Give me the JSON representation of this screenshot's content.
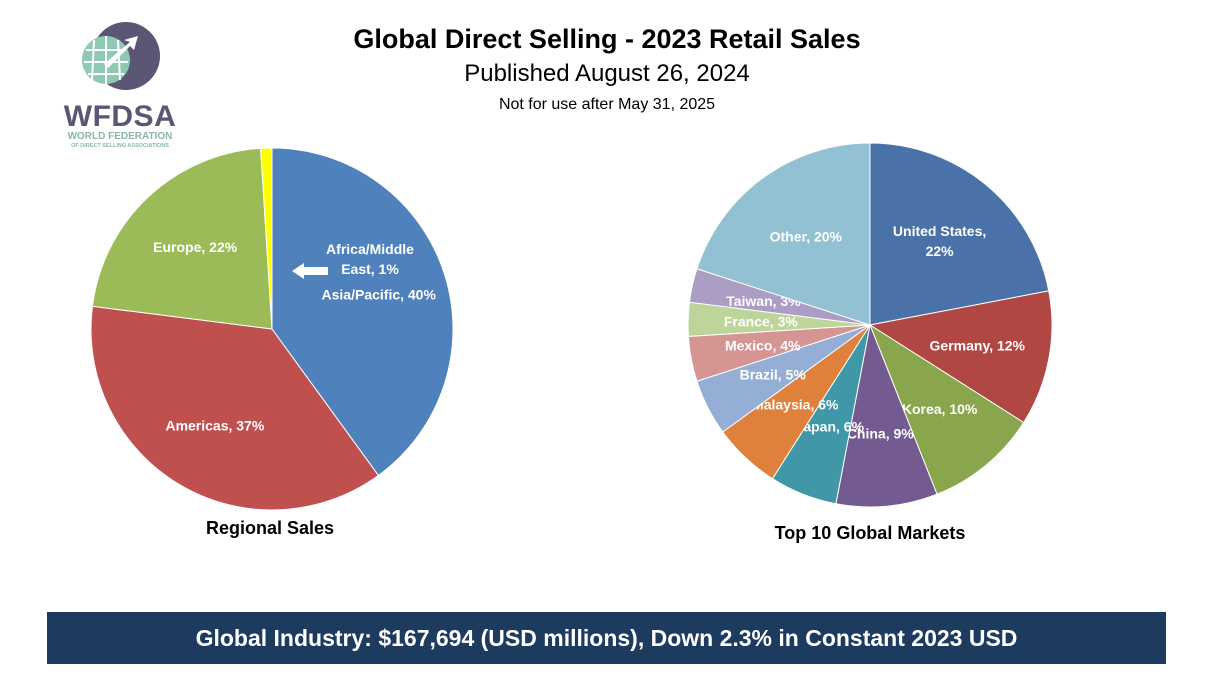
{
  "header": {
    "title": "Global Direct Selling - 2023 Retail Sales",
    "subtitle": "Published August 26, 2024",
    "note": "Not for use after May 31, 2025"
  },
  "logo": {
    "word": "WFDSA",
    "line1": "WORLD FEDERATION",
    "line2": "OF DIRECT SELLING ASSOCIATIONS"
  },
  "footer": {
    "banner": "Global Industry: $167,694 (USD millions), Down 2.3% in Constant 2023 USD",
    "banner_color": "#1d3a5f"
  },
  "chart_data": [
    {
      "type": "pie",
      "title": "Regional Sales",
      "slices": [
        {
          "name": "Asia/Pacific",
          "value": 40,
          "label": "Asia/Pacific, 40%",
          "color": "#4f81bd"
        },
        {
          "name": "Americas",
          "value": 37,
          "label": "Americas, 37%",
          "color": "#c0504d"
        },
        {
          "name": "Europe",
          "value": 22,
          "label": "Europe, 22%",
          "color": "#9bbb59"
        },
        {
          "name": "Africa/Middle East",
          "value": 1,
          "label": [
            "Africa/Middle",
            "East, 1%"
          ],
          "color": "#ffff00"
        }
      ]
    },
    {
      "type": "pie",
      "title": "Top 10 Global Markets",
      "slices": [
        {
          "name": "United States",
          "value": 22,
          "label": [
            "United States,",
            "22%"
          ],
          "color": "#4a72a8"
        },
        {
          "name": "Germany",
          "value": 12,
          "label": "Germany, 12%",
          "color": "#b04743"
        },
        {
          "name": "Korea",
          "value": 10,
          "label": "Korea, 10%",
          "color": "#8aa64c"
        },
        {
          "name": "China",
          "value": 9,
          "label": "China, 9%",
          "color": "#735a91"
        },
        {
          "name": "Japan",
          "value": 6,
          "label": "Japan, 6%",
          "color": "#3f97a8"
        },
        {
          "name": "Malaysia",
          "value": 6,
          "label": "Malaysia, 6%",
          "color": "#e0803d"
        },
        {
          "name": "Brazil",
          "value": 5,
          "label": "Brazil, 5%",
          "color": "#94aed6"
        },
        {
          "name": "Mexico",
          "value": 4,
          "label": "Mexico, 4%",
          "color": "#d49593"
        },
        {
          "name": "France",
          "value": 3,
          "label": "France, 3%",
          "color": "#bdd49a"
        },
        {
          "name": "Taiwan",
          "value": 3,
          "label": "Taiwan, 3%",
          "color": "#ab9dc4"
        },
        {
          "name": "Other",
          "value": 20,
          "label": "Other, 20%",
          "color": "#92c1d4"
        }
      ]
    }
  ]
}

**PROBLEM REQUIREMENTS**
Scan the data above; copy every line where "Pacific" appears.

**REPLY**
          "name": "Asia/Pacific",
          "label": "Asia/Pacific, 40%",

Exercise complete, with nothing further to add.